* START Provided records *

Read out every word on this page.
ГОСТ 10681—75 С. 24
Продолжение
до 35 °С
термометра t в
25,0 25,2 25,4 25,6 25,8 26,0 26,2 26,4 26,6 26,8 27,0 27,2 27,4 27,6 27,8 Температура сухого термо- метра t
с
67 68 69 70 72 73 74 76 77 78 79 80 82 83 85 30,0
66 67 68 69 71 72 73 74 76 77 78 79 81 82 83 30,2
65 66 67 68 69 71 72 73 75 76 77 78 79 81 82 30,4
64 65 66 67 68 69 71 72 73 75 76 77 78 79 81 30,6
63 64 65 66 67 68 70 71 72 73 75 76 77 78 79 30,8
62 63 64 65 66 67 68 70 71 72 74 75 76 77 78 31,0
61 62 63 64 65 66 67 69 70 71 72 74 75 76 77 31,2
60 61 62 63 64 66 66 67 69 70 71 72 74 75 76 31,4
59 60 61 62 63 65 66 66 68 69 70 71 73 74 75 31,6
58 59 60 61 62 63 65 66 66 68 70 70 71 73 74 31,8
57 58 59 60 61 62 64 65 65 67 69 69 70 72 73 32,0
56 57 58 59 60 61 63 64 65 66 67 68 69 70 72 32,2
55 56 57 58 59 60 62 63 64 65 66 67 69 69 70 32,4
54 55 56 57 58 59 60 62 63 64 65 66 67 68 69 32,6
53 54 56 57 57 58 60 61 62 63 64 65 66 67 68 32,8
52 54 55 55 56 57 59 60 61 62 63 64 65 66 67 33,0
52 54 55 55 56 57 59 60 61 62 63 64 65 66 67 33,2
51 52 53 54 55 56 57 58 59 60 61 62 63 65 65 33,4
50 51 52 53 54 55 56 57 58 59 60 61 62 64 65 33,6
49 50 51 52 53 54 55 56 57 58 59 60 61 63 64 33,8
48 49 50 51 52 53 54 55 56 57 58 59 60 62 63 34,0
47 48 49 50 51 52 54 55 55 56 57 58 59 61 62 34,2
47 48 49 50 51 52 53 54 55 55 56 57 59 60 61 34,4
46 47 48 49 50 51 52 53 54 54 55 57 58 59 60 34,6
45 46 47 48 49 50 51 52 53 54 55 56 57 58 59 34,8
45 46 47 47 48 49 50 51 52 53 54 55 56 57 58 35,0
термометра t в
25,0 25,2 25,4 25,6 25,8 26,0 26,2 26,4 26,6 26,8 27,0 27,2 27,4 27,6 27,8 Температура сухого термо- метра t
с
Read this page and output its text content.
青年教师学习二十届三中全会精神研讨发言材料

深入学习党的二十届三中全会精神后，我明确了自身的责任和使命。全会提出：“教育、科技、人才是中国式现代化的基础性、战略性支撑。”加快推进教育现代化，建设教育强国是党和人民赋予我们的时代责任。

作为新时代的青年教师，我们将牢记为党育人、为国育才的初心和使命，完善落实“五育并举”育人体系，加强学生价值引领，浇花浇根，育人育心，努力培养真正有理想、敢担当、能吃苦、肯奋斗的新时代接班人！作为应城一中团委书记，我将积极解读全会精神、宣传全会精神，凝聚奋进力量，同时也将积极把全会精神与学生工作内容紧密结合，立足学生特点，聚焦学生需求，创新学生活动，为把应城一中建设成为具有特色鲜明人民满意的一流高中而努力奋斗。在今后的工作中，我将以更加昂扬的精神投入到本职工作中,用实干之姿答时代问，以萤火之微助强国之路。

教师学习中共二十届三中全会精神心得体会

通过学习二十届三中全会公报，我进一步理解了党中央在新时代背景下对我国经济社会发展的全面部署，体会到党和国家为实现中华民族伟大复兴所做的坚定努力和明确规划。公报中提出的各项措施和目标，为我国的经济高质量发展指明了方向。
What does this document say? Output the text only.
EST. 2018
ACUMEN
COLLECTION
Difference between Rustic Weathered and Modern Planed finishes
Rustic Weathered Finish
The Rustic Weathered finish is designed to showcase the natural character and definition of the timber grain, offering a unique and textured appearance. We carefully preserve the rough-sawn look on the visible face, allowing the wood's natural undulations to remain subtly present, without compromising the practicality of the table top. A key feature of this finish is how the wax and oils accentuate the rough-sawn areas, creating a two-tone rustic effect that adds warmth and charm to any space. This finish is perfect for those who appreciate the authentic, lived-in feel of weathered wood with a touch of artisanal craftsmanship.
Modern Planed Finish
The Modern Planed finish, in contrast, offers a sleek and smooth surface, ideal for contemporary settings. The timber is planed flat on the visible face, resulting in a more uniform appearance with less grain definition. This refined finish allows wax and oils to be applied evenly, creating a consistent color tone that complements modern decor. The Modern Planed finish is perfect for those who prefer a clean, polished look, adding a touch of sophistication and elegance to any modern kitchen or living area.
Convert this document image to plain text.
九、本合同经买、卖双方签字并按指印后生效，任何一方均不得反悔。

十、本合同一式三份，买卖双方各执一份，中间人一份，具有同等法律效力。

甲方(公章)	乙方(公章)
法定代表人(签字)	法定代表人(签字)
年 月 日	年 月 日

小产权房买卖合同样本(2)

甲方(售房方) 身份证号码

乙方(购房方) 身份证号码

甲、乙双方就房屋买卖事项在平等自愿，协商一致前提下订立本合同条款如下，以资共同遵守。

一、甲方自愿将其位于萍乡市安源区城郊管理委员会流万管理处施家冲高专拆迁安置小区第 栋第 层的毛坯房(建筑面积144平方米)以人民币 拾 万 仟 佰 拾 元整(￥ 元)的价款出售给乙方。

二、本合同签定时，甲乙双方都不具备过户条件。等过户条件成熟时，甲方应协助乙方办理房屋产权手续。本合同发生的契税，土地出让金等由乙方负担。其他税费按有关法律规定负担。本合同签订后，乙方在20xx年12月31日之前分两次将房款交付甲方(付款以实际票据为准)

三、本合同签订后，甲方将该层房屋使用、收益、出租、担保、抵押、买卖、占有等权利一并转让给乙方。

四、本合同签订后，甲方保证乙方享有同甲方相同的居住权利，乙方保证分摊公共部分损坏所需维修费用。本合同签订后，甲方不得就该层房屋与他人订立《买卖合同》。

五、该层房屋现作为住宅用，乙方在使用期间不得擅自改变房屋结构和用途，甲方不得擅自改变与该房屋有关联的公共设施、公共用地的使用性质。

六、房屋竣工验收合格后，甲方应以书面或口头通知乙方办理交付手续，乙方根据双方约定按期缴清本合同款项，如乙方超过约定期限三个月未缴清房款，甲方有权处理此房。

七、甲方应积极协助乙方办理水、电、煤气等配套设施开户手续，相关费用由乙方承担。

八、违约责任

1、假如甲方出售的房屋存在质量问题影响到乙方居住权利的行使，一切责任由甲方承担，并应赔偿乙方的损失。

* END Provided records *

From the listing above, collect each line in which the string "definition" appears.

The Rustic Weathered finish is designed to showcase the natural character and definition of the timber grain, offering a unique and textured appearance. We carefully preserve the rough-sawn look on the visible face, allowing the wood's natural undulations to remain subtly present, without compromising the practicality of the table top. A key feature of this finish is how the wax and oils accentuate the rough-sawn areas, creating a two-tone rustic effect that adds warmth and charm to any space. This finish is perfect for those who appreciate the authentic, lived-in feel of weathered wood with a touch of artisanal craftsmanship.
The Modern Planed finish, in contrast, offers a sleek and smooth surface, ideal for contemporary settings. The timber is planed flat on the visible face, resulting in a more uniform appearance with less grain definition. This refined finish allows wax and oils to be applied evenly, creating a consistent color tone that complements modern decor. The Modern Planed finish is perfect for those who prefer a clean, polished look, adding a touch of sophistication and elegance to any modern kitchen or living area.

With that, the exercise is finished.